Aim
Search the records for "name" and copy each line that holds it.

Record extracts
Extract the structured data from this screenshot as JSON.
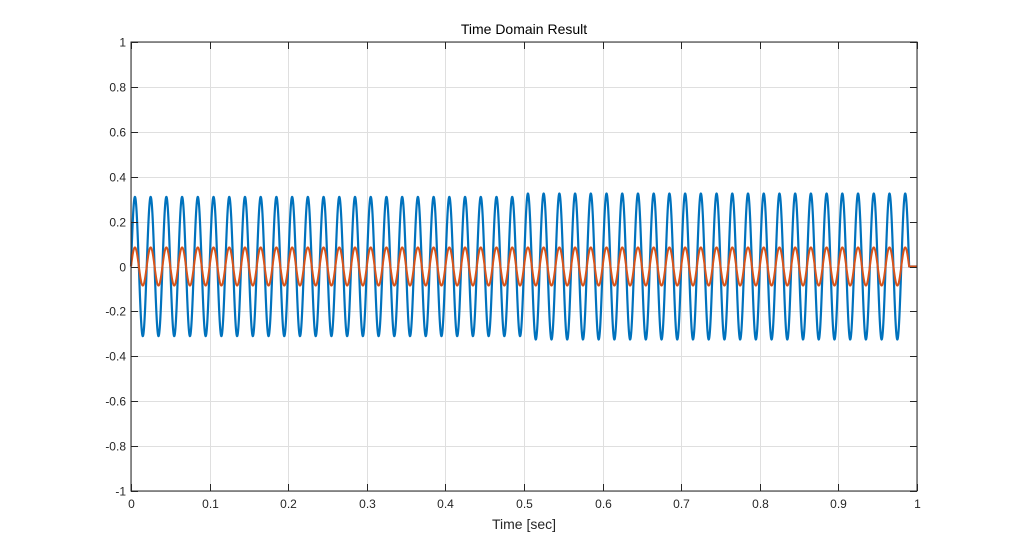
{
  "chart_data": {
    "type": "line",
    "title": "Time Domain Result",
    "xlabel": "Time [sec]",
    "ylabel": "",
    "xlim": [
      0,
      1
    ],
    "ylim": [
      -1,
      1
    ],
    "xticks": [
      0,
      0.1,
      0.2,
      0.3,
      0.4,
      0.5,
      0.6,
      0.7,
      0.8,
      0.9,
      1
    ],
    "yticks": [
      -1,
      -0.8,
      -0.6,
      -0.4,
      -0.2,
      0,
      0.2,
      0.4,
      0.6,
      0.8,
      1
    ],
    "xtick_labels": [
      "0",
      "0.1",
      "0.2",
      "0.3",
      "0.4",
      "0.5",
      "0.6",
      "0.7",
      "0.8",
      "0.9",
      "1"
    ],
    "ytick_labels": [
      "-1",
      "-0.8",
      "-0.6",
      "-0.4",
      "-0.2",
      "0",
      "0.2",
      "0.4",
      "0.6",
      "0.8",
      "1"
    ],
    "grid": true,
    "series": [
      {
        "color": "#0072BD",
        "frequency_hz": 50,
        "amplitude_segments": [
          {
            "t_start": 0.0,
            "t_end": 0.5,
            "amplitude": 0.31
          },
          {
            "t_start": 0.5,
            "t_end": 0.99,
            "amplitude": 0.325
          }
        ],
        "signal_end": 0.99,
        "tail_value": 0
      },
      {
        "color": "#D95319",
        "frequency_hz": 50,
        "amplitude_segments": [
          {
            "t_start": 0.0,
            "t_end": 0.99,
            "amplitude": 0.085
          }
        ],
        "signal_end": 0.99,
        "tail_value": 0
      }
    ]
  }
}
...
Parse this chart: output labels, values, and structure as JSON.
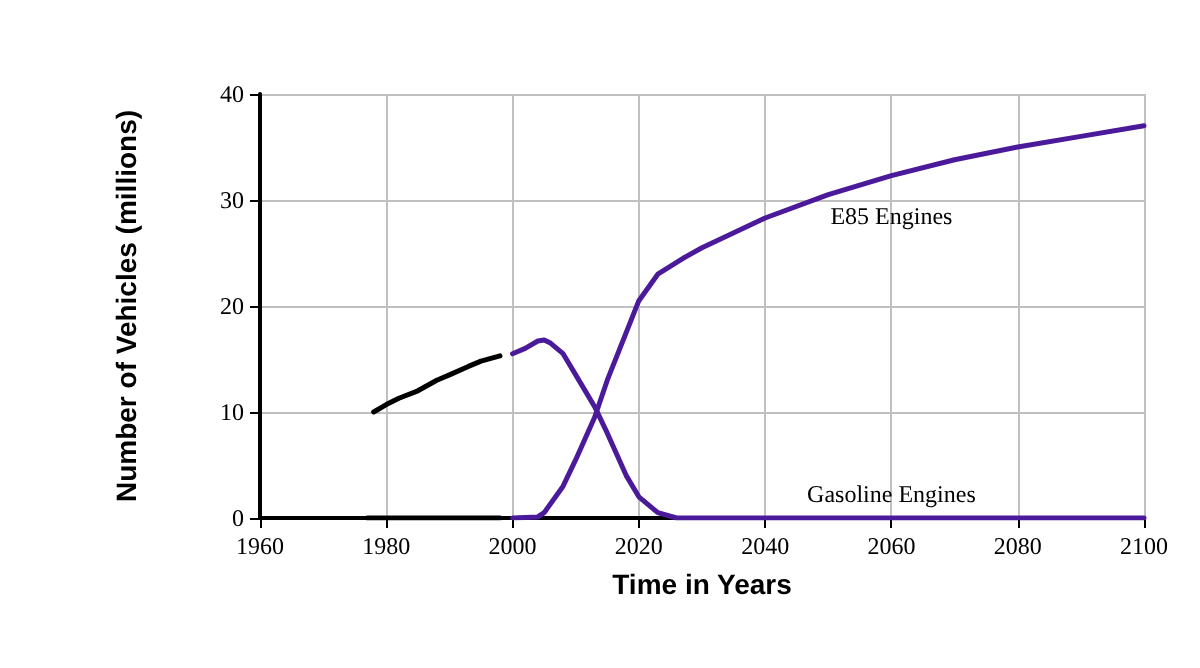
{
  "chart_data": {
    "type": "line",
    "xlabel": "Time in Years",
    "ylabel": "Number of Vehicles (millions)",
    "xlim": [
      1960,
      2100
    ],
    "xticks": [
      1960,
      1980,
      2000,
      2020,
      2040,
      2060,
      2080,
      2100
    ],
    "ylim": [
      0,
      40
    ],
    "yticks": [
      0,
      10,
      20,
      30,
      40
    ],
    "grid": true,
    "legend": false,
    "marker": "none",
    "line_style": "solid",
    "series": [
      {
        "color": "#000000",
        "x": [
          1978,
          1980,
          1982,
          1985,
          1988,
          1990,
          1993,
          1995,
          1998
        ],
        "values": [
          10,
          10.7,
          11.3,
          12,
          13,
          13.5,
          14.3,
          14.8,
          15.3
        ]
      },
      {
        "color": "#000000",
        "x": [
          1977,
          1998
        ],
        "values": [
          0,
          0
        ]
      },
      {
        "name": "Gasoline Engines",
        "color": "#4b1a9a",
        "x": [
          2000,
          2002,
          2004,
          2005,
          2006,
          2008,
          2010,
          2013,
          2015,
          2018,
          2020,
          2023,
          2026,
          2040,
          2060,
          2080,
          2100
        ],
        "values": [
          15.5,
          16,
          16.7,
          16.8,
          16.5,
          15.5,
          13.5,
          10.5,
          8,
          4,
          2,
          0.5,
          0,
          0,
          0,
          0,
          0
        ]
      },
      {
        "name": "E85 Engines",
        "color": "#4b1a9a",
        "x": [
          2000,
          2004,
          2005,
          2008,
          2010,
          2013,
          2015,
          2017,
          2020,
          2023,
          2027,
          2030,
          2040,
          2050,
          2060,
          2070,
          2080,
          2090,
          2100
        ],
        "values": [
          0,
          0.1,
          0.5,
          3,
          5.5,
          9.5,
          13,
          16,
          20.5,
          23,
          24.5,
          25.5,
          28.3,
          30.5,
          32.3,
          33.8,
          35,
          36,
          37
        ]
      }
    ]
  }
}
==
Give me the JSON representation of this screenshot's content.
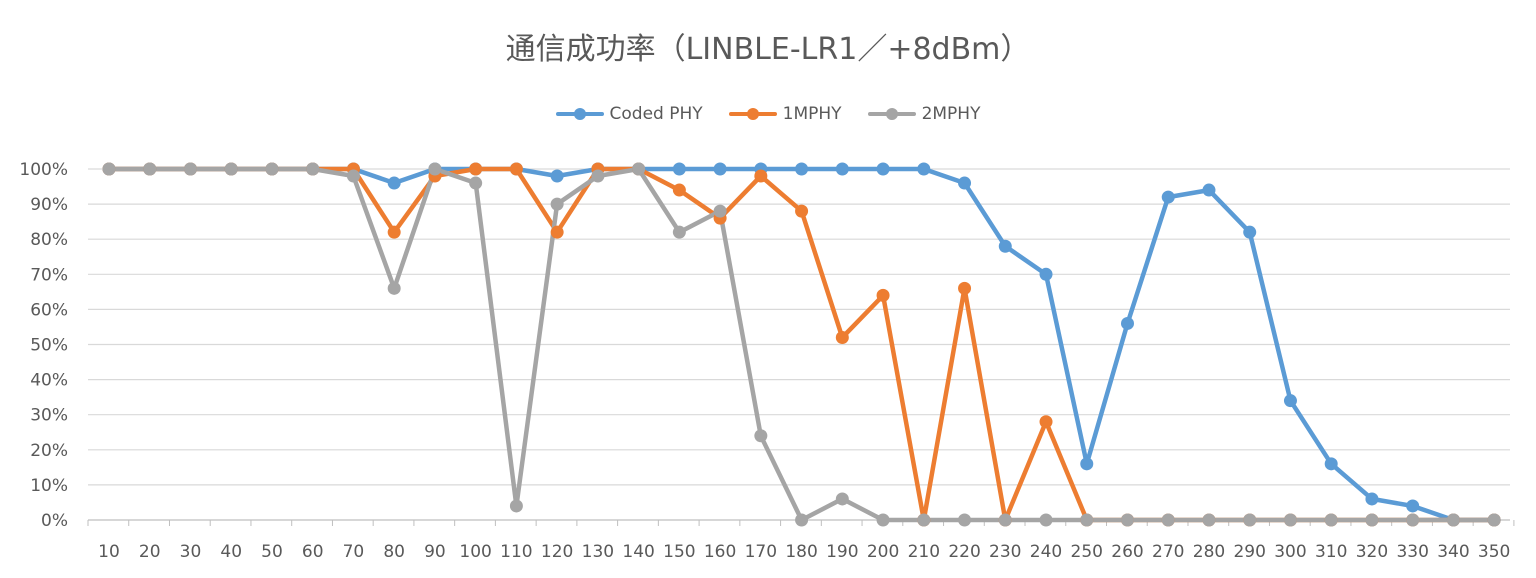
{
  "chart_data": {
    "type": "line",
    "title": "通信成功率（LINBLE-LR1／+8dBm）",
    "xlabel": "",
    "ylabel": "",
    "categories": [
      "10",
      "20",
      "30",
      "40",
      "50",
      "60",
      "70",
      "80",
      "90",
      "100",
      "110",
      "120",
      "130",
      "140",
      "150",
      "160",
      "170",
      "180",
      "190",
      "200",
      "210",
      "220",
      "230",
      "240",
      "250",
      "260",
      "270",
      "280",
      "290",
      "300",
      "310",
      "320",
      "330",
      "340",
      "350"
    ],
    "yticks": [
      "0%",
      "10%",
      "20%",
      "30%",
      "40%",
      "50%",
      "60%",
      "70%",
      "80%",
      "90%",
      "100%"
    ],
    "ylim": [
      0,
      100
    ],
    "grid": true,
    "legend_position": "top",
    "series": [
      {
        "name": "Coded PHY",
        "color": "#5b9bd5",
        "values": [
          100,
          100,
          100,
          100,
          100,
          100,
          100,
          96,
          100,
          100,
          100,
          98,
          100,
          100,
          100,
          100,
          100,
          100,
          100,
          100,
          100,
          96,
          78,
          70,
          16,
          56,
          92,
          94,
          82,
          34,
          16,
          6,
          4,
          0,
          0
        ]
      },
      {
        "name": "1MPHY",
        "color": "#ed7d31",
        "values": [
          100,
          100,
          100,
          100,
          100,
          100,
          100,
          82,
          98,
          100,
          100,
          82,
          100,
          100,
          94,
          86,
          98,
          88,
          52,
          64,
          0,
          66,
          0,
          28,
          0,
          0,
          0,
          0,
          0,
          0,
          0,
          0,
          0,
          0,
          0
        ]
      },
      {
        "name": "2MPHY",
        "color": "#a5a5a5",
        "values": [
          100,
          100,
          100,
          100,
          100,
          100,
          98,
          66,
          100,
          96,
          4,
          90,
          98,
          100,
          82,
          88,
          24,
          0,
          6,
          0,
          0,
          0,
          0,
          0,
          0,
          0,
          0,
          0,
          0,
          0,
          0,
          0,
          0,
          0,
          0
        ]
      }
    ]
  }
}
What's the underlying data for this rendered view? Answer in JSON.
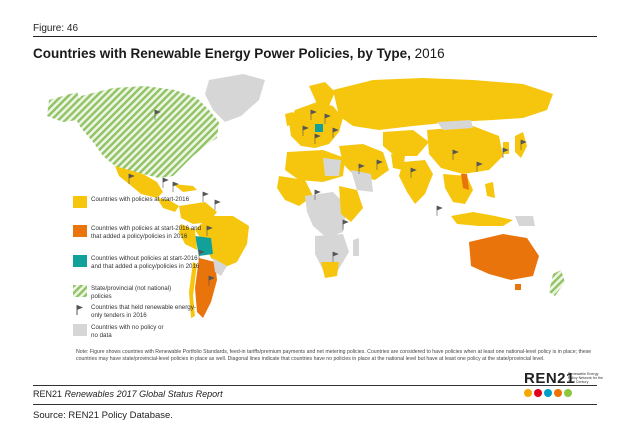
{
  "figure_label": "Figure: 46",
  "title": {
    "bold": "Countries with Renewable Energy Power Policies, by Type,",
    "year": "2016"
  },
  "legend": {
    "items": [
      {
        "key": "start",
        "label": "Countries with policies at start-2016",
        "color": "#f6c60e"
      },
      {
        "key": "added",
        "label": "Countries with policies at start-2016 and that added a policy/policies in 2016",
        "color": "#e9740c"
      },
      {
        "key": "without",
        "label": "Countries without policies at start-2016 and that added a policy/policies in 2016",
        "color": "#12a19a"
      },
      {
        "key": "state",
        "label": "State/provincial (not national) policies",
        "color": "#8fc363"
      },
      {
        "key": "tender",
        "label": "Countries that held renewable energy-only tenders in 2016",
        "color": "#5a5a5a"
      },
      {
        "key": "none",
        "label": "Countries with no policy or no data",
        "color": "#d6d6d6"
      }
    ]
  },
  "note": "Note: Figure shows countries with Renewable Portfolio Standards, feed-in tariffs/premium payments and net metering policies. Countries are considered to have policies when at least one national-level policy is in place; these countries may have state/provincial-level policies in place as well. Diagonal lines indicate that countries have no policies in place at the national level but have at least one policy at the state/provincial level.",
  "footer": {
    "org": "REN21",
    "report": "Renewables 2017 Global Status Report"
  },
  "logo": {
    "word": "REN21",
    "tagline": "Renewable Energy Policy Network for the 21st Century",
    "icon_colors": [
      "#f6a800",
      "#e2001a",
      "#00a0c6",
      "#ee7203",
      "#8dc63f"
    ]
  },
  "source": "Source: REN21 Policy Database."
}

Output for this task
        "name": "Gasoline Engines",
        "name": "E85 Engines",
        "name": "Coded PHY",
        "name": "1MPHY",
        "name": "2MPHY",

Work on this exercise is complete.